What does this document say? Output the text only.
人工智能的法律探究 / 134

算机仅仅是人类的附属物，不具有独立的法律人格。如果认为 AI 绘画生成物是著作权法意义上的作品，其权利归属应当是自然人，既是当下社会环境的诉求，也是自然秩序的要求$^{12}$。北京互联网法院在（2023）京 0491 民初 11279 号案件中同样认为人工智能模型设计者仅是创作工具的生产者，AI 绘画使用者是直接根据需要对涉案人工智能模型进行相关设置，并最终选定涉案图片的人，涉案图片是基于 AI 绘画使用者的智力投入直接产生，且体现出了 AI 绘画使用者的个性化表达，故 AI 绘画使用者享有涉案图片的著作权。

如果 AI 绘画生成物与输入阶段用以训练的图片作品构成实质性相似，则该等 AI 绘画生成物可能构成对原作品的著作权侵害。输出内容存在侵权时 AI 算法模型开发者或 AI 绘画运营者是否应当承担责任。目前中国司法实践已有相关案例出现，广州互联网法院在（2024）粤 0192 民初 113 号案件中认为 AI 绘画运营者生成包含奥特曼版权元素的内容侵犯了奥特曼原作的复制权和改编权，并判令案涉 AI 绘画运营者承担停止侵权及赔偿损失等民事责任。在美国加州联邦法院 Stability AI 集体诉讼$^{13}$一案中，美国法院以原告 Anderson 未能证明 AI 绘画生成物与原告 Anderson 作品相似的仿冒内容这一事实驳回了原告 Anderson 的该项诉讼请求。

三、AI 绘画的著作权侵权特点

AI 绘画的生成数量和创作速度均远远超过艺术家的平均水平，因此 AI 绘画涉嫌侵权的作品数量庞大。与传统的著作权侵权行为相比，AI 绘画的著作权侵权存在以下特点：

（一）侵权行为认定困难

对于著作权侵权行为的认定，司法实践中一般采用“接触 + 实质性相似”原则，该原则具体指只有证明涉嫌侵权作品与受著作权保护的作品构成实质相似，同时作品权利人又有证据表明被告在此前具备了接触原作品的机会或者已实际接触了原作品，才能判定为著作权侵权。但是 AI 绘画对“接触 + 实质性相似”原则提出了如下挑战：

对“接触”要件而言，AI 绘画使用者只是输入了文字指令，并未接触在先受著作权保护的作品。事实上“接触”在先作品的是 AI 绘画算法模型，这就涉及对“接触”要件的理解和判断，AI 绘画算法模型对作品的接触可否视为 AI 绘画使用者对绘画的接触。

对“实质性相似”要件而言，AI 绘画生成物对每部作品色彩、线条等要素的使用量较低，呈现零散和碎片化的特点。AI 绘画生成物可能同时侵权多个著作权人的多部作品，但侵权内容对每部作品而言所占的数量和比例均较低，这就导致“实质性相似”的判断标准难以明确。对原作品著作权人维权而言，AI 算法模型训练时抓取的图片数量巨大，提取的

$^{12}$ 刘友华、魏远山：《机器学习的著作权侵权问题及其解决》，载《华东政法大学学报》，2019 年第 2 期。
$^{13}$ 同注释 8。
- - -
#### Job
Look through the data and show every line containing "要件而言".

#### Reply to the exercise
对“接触”要件而言，AI 绘画使用者只是输入了文字指令，并未接触在先受著作权保护的作品。事实上“接触”在先作品的是 AI 绘画算法模型，这就涉及对“接触”要件的理解和判断，AI 绘画算法模型对作品的接触可否视为 AI 绘画使用者对绘画的接触。
对“实质性相似”要件而言，AI 绘画生成物对每部作品色彩、线条等要素的使用量较低，呈现零散和碎片化的特点。AI 绘画生成物可能同时侵权多个著作权人的多部作品，但侵权内容对每部作品而言所占的数量和比例均较低，这就导致“实质性相似”的判断标准难以明确。对原作品著作权人维权而言，AI 算法模型训练时抓取的图片数量巨大，提取的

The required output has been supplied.